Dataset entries
□ □ □ □ □

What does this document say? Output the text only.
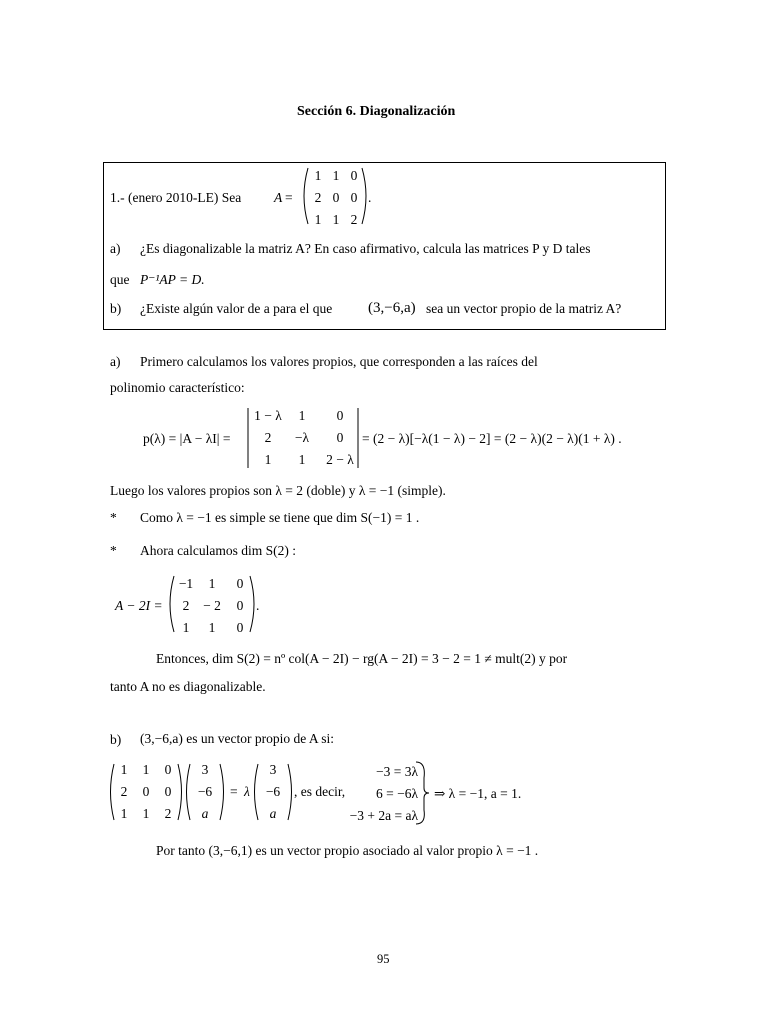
Sección 6. Diagonalización
1.- (enero 2010-LE) Sea A =
1 1 0
2 0 0
1 1 2
.
a) ¿Es diagonalizable la matriz A? En caso afirmativo, calcula las matrices P y D tales
que P⁻¹AP = D.
b) ¿Existe algún valor de a para el que (3,−6,a) sea un vector propio de la matriz A?
a) Primero calculamos los valores propios, que corresponden a las raíces del
polinomio característico:
p(λ) = |A − λI| =
1 − λ 1 0
2 −λ 0
1 1 2 − λ
= (2 − λ)[−λ(1 − λ) − 2] = (2 − λ)(2 − λ)(1 + λ) .
Luego los valores propios son λ = 2 (doble) y λ = −1 (simple).
* Como λ = −1 es simple se tiene que dim S(−1) = 1 .
* Ahora calculamos dim S(2) :
A − 2I =
−1 1 0
2 − 2 0
1 1 0
.
Entonces, dim S(2) = nº col(A − 2I) − rg(A − 2I) = 3 − 2 = 1 ≠ mult(2) y por
tanto A no es diagonalizable.
b) (3,−6,a) es un vector propio de A si:
1 1 0
2 0 0
1 1 2
3
−6
a
= λ
3
−6
a
, es decir,
−3 = 3λ
6 = −6λ
−3 + 2a = aλ
⇒ λ = −1, a = 1.
Por tanto (3,−6,1) es un vector propio asociado al valor propio λ = −1 .
95
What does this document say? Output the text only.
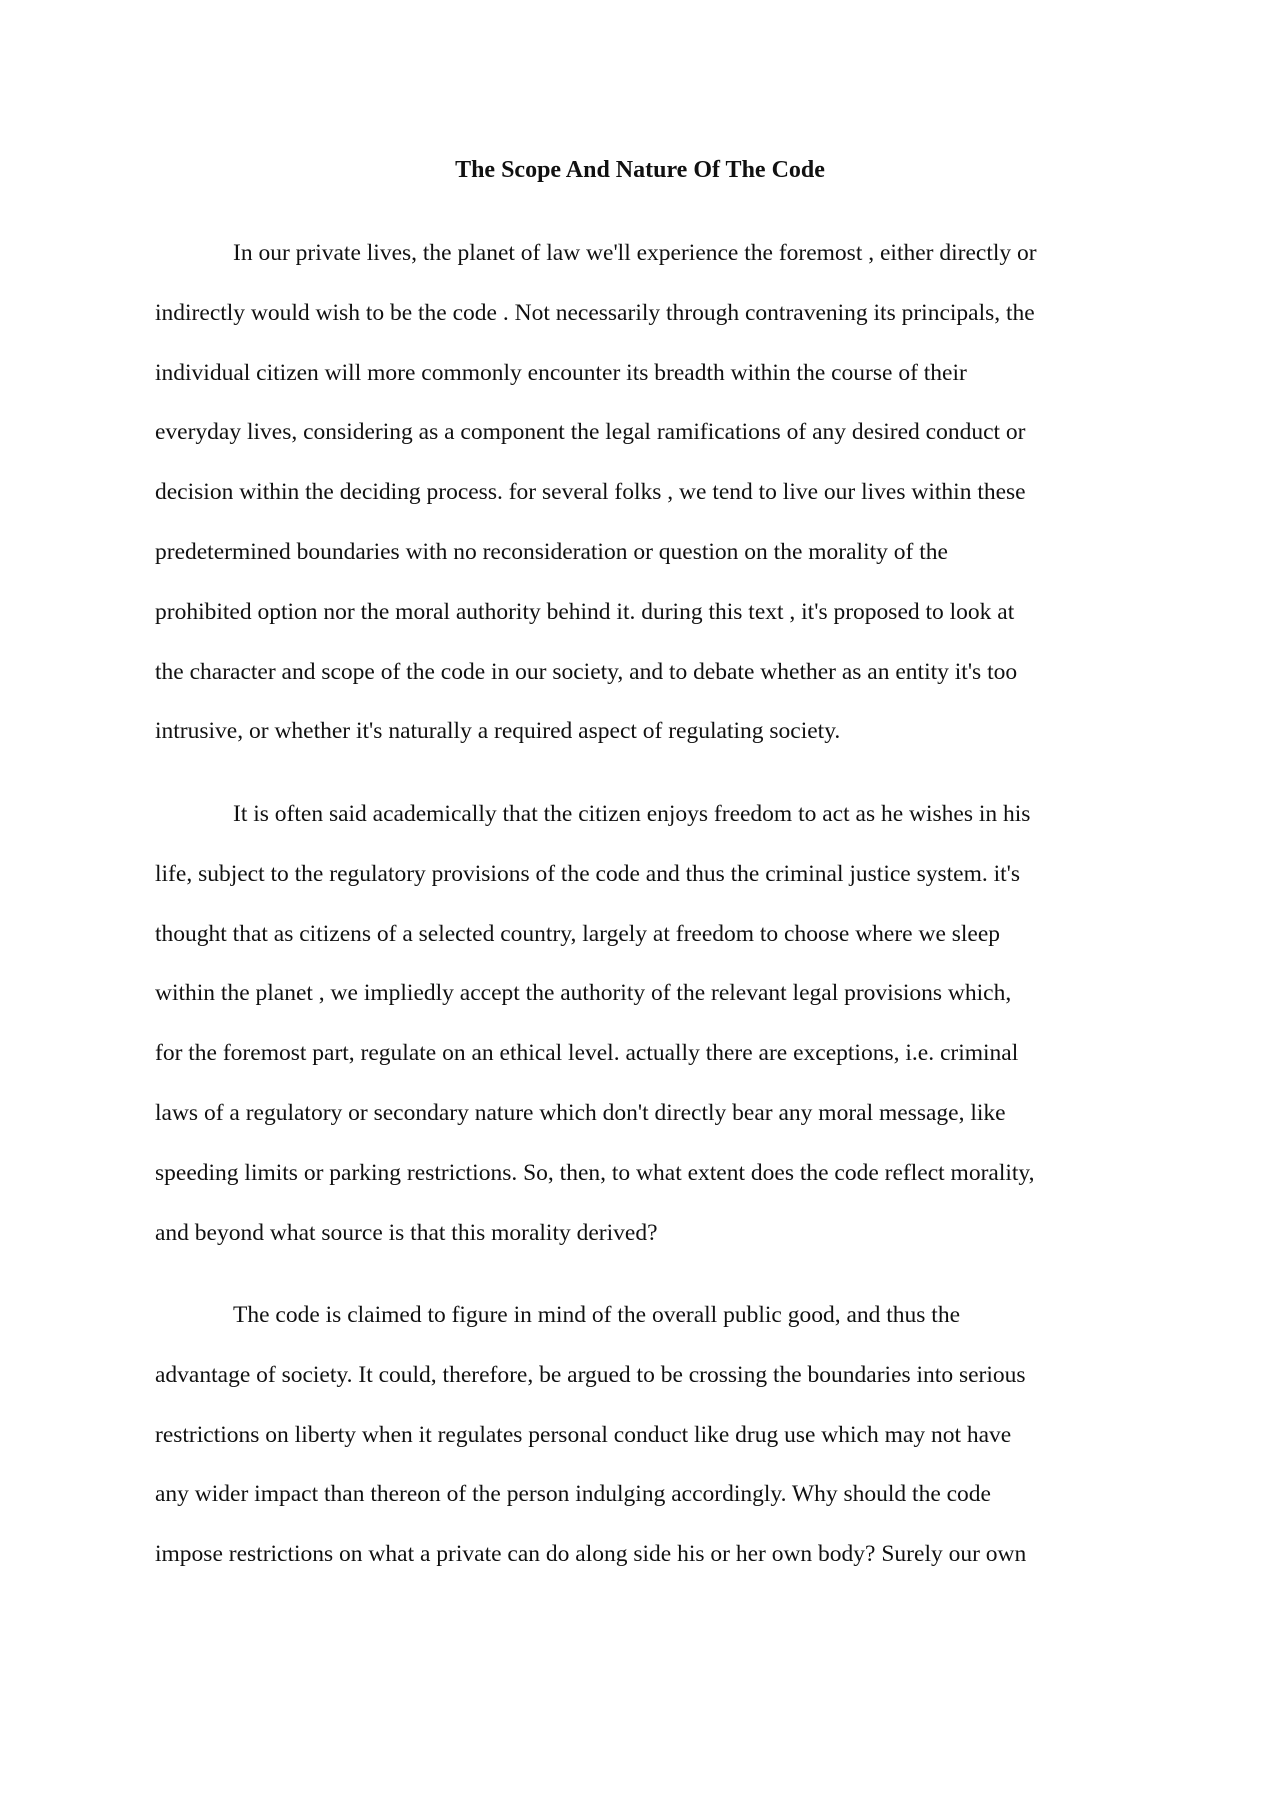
The Scope And Nature Of The Code

In our private lives, the planet of law we'll experience the foremost , either directly or

indirectly would wish to be the code . Not necessarily through contravening its principals, the

individual citizen will more commonly encounter its breadth within the course of their

everyday lives, considering as a component the legal ramifications of any desired conduct or

decision within the deciding process. for several folks , we tend to live our lives within these

predetermined boundaries with no reconsideration or question on the morality of the

prohibited option nor the moral authority behind it. during this text , it's proposed to look at

the character and scope of the code in our society, and to debate whether as an entity it's too

intrusive, or whether it's naturally a required aspect of regulating society.

It is often said academically that the citizen enjoys freedom to act as he wishes in his

life, subject to the regulatory provisions of the code and thus the criminal justice system. it's

thought that as citizens of a selected country, largely at freedom to choose where we sleep

within the planet , we impliedly accept the authority of the relevant legal provisions which,

for the foremost part, regulate on an ethical level. actually there are exceptions, i.e. criminal

laws of a regulatory or secondary nature which don't directly bear any moral message, like

speeding limits or parking restrictions. So, then, to what extent does the code reflect morality,

and beyond what source is that this morality derived?

The code is claimed to figure in mind of the overall public good, and thus the

advantage of society. It could, therefore, be argued to be crossing the boundaries into serious

restrictions on liberty when it regulates personal conduct like drug use which may not have

any wider impact than thereon of the person indulging accordingly. Why should the code

impose restrictions on what a private can do along side his or her own body? Surely our own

□ □ □ □ □

▶ **Your instructions**
Write out again every line above exactly as given; the pictures do not belong in the copy.

▶ **Solution to the problem**
What does this document say? Output the text only.
Sección 6. Diagonalización
1.- (enero 2010-LE) Sea A =
1 1 0
2 0 0
1 1 2
.
a) ¿Es diagonalizable la matriz A? En caso afirmativo, calcula las matrices P y D tales
que P⁻¹AP = D.
b) ¿Existe algún valor de a para el que (3,−6,a) sea un vector propio de la matriz A?
a) Primero calculamos los valores propios, que corresponden a las raíces del
polinomio característico:
p(λ) = |A − λI| =
1 − λ 1 0
2 −λ 0
1 1 2 − λ
= (2 − λ)[−λ(1 − λ) − 2] = (2 − λ)(2 − λ)(1 + λ) .
Luego los valores propios son λ = 2 (doble) y λ = −1 (simple).
* Como λ = −1 es simple se tiene que dim S(−1) = 1 .
* Ahora calculamos dim S(2) :
A − 2I =
−1 1 0
2 − 2 0
1 1 0
.
Entonces, dim S(2) = nº col(A − 2I) − rg(A − 2I) = 3 − 2 = 1 ≠ mult(2) y por
tanto A no es diagonalizable.
b) (3,−6,a) es un vector propio de A si:
1 1 0
2 0 0
1 1 2
3
−6
a
= λ
3
−6
a
, es decir,
−3 = 3λ
6 = −6λ
−3 + 2a = aλ
⇒ λ = −1, a = 1.
Por tanto (3,−6,1) es un vector propio asociado al valor propio λ = −1 .
95
What does this document say? Output the text only.
The Scope And Nature Of The Code

In our private lives, the planet of law we'll experience the foremost , either directly or

indirectly would wish to be the code . Not necessarily through contravening its principals, the

individual citizen will more commonly encounter its breadth within the course of their

everyday lives, considering as a component the legal ramifications of any desired conduct or

decision within the deciding process. for several folks , we tend to live our lives within these

predetermined boundaries with no reconsideration or question on the morality of the

prohibited option nor the moral authority behind it. during this text , it's proposed to look at

the character and scope of the code in our society, and to debate whether as an entity it's too

intrusive, or whether it's naturally a required aspect of regulating society.

It is often said academically that the citizen enjoys freedom to act as he wishes in his

life, subject to the regulatory provisions of the code and thus the criminal justice system. it's

thought that as citizens of a selected country, largely at freedom to choose where we sleep

within the planet , we impliedly accept the authority of the relevant legal provisions which,

for the foremost part, regulate on an ethical level. actually there are exceptions, i.e. criminal

laws of a regulatory or secondary nature which don't directly bear any moral message, like

speeding limits or parking restrictions. So, then, to what extent does the code reflect morality,

and beyond what source is that this morality derived?

The code is claimed to figure in mind of the overall public good, and thus the

advantage of society. It could, therefore, be argued to be crossing the boundaries into serious

restrictions on liberty when it regulates personal conduct like drug use which may not have

any wider impact than thereon of the person indulging accordingly. Why should the code

impose restrictions on what a private can do along side his or her own body? Surely our own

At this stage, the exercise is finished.